▶ [AIM]:
Return all the data, word for word.

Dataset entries
· · · ·
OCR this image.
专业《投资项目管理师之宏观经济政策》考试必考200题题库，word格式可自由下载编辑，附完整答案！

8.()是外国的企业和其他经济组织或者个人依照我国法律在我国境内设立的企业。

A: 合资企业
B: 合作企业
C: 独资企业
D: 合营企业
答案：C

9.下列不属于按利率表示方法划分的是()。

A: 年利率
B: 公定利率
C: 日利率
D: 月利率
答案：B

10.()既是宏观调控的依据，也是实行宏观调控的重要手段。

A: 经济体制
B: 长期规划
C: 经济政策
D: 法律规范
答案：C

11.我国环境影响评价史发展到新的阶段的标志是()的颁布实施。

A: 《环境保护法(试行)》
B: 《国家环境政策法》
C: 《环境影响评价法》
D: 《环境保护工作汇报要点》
· · · ·
▶ [COMPLETE ANSWER]:
OCR this image.
专业《投资项目管理师之宏观经济政策》考试必考200题题库，word格式可自由下载编辑，附完整答案！

8.()是外国的企业和其他经济组织或者个人依照我国法律在我国境内设立的企业。

A: 合资企业
B: 合作企业
C: 独资企业
D: 合营企业
答案：C

9.下列不属于按利率表示方法划分的是()。

A: 年利率
B: 公定利率
C: 日利率
D: 月利率
答案：B

10.()既是宏观调控的依据，也是实行宏观调控的重要手段。

A: 经济体制
B: 长期规划
C: 经济政策
D: 法律规范
答案：C

11.我国环境影响评价史发展到新的阶段的标志是()的颁布实施。

A: 《环境保护法(试行)》
B: 《国家环境政策法》
C: 《环境影响评价法》
D: 《环境保护工作汇报要点》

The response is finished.